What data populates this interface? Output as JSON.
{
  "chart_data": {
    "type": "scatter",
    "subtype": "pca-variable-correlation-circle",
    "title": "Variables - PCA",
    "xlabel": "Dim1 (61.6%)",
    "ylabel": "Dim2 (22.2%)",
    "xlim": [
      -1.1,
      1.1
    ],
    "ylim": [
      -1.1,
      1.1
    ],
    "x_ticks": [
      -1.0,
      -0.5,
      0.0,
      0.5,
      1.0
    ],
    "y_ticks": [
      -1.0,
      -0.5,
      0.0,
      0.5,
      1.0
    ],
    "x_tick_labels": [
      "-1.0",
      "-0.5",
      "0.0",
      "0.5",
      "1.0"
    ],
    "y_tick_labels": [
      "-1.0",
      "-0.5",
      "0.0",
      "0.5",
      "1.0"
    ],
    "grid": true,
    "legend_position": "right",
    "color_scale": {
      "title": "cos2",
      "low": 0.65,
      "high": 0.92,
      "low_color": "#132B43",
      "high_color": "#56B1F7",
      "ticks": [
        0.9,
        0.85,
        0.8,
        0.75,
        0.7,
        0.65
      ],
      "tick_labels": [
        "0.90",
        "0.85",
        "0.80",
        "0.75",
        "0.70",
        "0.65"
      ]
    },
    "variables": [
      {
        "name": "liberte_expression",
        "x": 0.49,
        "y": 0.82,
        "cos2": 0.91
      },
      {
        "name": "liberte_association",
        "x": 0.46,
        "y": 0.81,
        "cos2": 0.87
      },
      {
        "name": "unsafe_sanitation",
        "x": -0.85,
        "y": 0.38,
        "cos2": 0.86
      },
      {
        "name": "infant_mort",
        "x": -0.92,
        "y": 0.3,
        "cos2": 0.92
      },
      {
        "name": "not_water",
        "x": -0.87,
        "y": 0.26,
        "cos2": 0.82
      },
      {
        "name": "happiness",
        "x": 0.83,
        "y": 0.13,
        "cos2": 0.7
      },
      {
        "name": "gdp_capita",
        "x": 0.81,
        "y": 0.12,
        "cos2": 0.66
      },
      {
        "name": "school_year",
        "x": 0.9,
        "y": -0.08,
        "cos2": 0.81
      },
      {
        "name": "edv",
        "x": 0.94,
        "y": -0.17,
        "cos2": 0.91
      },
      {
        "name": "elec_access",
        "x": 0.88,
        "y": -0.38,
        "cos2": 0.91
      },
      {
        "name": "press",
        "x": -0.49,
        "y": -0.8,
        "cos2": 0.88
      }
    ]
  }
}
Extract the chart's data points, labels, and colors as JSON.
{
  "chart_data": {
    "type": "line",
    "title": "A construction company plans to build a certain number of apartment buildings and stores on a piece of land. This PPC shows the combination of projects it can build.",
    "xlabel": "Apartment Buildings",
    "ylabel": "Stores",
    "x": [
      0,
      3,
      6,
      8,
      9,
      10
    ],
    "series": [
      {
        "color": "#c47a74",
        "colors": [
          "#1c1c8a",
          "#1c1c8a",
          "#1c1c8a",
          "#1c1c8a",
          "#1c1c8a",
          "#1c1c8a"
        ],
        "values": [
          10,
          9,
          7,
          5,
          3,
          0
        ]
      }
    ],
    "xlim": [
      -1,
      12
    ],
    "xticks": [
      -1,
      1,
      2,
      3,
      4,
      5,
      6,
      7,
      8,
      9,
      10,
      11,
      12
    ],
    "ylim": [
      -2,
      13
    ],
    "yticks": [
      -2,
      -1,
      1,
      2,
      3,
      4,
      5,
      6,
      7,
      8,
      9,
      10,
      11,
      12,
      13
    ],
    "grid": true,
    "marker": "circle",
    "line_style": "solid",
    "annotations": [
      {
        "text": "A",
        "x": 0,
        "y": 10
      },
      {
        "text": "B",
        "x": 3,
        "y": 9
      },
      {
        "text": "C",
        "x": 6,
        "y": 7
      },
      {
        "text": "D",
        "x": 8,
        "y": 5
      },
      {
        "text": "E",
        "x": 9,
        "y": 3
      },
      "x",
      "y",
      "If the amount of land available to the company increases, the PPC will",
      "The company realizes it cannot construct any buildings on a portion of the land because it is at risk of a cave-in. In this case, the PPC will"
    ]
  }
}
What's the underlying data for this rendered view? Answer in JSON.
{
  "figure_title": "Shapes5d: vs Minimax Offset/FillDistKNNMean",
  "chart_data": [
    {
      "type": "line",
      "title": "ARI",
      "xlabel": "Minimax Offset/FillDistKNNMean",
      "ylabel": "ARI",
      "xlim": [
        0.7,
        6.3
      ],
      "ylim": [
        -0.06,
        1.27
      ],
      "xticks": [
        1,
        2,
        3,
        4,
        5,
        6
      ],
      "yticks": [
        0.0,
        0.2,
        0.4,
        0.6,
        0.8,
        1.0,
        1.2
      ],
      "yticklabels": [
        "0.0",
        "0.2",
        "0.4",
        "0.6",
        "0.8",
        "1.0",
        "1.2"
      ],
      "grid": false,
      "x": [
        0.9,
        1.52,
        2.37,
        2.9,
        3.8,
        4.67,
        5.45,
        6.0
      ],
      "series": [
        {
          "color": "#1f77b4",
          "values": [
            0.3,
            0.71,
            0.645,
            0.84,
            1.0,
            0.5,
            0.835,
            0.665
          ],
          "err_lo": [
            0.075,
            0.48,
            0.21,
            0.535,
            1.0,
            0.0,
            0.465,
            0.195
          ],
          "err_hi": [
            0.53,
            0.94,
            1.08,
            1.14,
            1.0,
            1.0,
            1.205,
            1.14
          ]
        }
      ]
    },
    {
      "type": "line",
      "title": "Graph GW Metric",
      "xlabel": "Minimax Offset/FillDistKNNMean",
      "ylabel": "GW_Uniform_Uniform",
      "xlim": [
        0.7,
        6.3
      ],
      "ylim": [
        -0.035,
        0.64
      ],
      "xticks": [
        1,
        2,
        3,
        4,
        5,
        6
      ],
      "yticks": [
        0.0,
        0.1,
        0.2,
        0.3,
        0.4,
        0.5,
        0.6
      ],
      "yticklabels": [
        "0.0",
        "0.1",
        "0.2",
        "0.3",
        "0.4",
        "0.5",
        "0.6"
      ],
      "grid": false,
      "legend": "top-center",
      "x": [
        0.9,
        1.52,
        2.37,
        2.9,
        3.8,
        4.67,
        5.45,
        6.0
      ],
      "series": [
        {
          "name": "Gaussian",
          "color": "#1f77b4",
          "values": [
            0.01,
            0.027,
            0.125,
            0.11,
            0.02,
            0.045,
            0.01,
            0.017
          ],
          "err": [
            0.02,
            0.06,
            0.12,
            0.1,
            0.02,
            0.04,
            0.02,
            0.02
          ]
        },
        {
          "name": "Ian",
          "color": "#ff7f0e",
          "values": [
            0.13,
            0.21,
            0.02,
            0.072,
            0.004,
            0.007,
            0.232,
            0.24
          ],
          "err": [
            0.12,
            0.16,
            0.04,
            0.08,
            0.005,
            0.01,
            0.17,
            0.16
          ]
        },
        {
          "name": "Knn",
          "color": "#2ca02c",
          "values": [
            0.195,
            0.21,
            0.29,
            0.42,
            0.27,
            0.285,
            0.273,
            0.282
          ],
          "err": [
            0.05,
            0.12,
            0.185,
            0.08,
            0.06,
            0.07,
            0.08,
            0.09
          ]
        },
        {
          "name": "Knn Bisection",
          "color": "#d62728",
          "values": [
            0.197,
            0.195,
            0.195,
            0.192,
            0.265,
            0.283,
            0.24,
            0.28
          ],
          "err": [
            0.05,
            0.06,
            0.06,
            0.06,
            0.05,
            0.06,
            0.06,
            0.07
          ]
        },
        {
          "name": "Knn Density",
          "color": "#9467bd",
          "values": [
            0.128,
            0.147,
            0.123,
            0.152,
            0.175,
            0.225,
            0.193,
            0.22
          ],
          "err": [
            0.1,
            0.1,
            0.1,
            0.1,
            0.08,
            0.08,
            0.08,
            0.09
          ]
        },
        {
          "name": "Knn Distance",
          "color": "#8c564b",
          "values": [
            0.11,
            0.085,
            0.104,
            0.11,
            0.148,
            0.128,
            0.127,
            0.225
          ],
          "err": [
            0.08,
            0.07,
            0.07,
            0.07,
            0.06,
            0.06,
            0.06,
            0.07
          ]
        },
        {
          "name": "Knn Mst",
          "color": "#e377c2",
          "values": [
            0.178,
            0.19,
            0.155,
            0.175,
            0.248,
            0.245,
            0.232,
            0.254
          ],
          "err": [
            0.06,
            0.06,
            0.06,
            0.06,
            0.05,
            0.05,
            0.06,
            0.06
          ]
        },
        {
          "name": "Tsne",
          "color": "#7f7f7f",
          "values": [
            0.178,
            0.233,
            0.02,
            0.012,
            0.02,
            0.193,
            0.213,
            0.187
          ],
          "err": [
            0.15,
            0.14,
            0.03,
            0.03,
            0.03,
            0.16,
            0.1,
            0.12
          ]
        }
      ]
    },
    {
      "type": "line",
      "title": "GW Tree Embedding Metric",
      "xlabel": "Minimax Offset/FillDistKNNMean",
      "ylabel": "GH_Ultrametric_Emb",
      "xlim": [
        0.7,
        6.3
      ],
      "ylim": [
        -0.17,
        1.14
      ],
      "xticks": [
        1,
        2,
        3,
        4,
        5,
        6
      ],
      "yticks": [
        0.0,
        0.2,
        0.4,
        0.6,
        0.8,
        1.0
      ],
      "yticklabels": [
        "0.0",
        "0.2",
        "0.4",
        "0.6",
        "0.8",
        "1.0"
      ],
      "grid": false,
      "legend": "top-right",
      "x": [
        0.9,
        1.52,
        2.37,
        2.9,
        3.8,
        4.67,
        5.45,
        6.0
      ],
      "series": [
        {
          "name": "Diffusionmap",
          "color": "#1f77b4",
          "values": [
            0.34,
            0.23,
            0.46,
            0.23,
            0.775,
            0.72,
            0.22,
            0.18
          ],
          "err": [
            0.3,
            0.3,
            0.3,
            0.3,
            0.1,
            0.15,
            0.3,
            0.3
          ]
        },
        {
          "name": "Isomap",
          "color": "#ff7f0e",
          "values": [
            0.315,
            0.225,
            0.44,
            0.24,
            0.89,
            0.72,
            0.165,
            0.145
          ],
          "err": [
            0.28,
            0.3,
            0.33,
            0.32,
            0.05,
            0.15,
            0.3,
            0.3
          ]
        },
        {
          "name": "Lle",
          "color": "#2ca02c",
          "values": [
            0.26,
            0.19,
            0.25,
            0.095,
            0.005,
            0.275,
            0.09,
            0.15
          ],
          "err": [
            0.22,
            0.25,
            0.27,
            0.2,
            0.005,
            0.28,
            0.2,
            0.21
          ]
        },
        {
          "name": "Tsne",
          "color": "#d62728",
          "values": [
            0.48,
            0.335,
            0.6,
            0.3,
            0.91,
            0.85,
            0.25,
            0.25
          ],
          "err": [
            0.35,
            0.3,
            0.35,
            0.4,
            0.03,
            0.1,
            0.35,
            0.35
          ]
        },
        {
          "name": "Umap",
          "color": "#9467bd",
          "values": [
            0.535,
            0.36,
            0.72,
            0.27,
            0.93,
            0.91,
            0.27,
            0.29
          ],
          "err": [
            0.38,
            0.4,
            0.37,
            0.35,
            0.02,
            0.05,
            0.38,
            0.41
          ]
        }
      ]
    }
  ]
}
◇ ◇ ◇ ◇ ◇ ◇ ◇
[Work to do]: Identify all lines in the records above with the word "company".

[Problem solution]:
    "title": "A construction company plans to build a certain number of apartment buildings and stores on a piece of land. This PPC shows the combination of projects it can build.",
      "If the amount of land available to the company increases, the PPC will",
      "The company realizes it cannot construct any buildings on a portion of the land because it is at risk of a cave-in. In this case, the PPC will"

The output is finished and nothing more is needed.